| Records supplied |
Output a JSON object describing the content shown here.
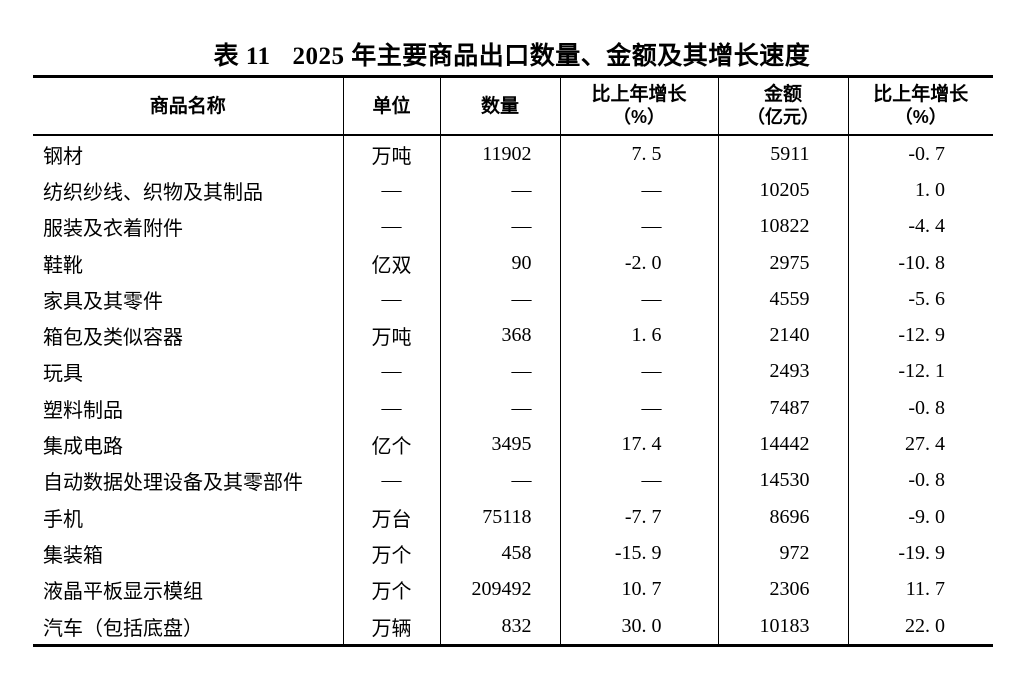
{
  "table": {
    "title_prefix": "表 11",
    "title_text": "2025 年主要商品出口数量、金额及其增长速度",
    "columns": [
      {
        "label": "商品名称"
      },
      {
        "label": "单位"
      },
      {
        "label": "数量"
      },
      {
        "label": "比上年增长",
        "sub": "（%）"
      },
      {
        "label": "金额",
        "sub": "（亿元）"
      },
      {
        "label": "比上年增长",
        "sub": "（%）"
      }
    ],
    "rows": [
      [
        "钢材",
        "万吨",
        "11902",
        "7. 5",
        "5911",
        "-0. 7"
      ],
      [
        "纺织纱线、织物及其制品",
        "—",
        "—",
        "—",
        "10205",
        "1. 0"
      ],
      [
        "服装及衣着附件",
        "—",
        "—",
        "—",
        "10822",
        "-4. 4"
      ],
      [
        "鞋靴",
        "亿双",
        "90",
        "-2. 0",
        "2975",
        "-10. 8"
      ],
      [
        "家具及其零件",
        "—",
        "—",
        "—",
        "4559",
        "-5. 6"
      ],
      [
        "箱包及类似容器",
        "万吨",
        "368",
        "1. 6",
        "2140",
        "-12. 9"
      ],
      [
        "玩具",
        "—",
        "—",
        "—",
        "2493",
        "-12. 1"
      ],
      [
        "塑料制品",
        "—",
        "—",
        "—",
        "7487",
        "-0. 8"
      ],
      [
        "集成电路",
        "亿个",
        "3495",
        "17. 4",
        "14442",
        "27. 4"
      ],
      [
        "自动数据处理设备及其零部件",
        "—",
        "—",
        "—",
        "14530",
        "-0. 8"
      ],
      [
        "手机",
        "万台",
        "75118",
        "-7. 7",
        "8696",
        "-9. 0"
      ],
      [
        "集装箱",
        "万个",
        "458",
        "-15. 9",
        "972",
        "-19. 9"
      ],
      [
        "液晶平板显示模组",
        "万个",
        "209492",
        "10. 7",
        "2306",
        "11. 7"
      ],
      [
        "汽车（包括底盘）",
        "万辆",
        "832",
        "30. 0",
        "10183",
        "22. 0"
      ]
    ]
  }
}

| Task prompt |
Write out the full set of lines verbatim, without the pictures.

| Exercise output |
Output a JSON object describing the content shown here.
{
  "table": {
    "title_prefix": "表 11",
    "title_text": "2025 年主要商品出口数量、金额及其增长速度",
    "columns": [
      {
        "label": "商品名称"
      },
      {
        "label": "单位"
      },
      {
        "label": "数量"
      },
      {
        "label": "比上年增长",
        "sub": "（%）"
      },
      {
        "label": "金额",
        "sub": "（亿元）"
      },
      {
        "label": "比上年增长",
        "sub": "（%）"
      }
    ],
    "rows": [
      [
        "钢材",
        "万吨",
        "11902",
        "7. 5",
        "5911",
        "-0. 7"
      ],
      [
        "纺织纱线、织物及其制品",
        "—",
        "—",
        "—",
        "10205",
        "1. 0"
      ],
      [
        "服装及衣着附件",
        "—",
        "—",
        "—",
        "10822",
        "-4. 4"
      ],
      [
        "鞋靴",
        "亿双",
        "90",
        "-2. 0",
        "2975",
        "-10. 8"
      ],
      [
        "家具及其零件",
        "—",
        "—",
        "—",
        "4559",
        "-5. 6"
      ],
      [
        "箱包及类似容器",
        "万吨",
        "368",
        "1. 6",
        "2140",
        "-12. 9"
      ],
      [
        "玩具",
        "—",
        "—",
        "—",
        "2493",
        "-12. 1"
      ],
      [
        "塑料制品",
        "—",
        "—",
        "—",
        "7487",
        "-0. 8"
      ],
      [
        "集成电路",
        "亿个",
        "3495",
        "17. 4",
        "14442",
        "27. 4"
      ],
      [
        "自动数据处理设备及其零部件",
        "—",
        "—",
        "—",
        "14530",
        "-0. 8"
      ],
      [
        "手机",
        "万台",
        "75118",
        "-7. 7",
        "8696",
        "-9. 0"
      ],
      [
        "集装箱",
        "万个",
        "458",
        "-15. 9",
        "972",
        "-19. 9"
      ],
      [
        "液晶平板显示模组",
        "万个",
        "209492",
        "10. 7",
        "2306",
        "11. 7"
      ],
      [
        "汽车（包括底盘）",
        "万辆",
        "832",
        "30. 0",
        "10183",
        "22. 0"
      ]
    ]
  }
}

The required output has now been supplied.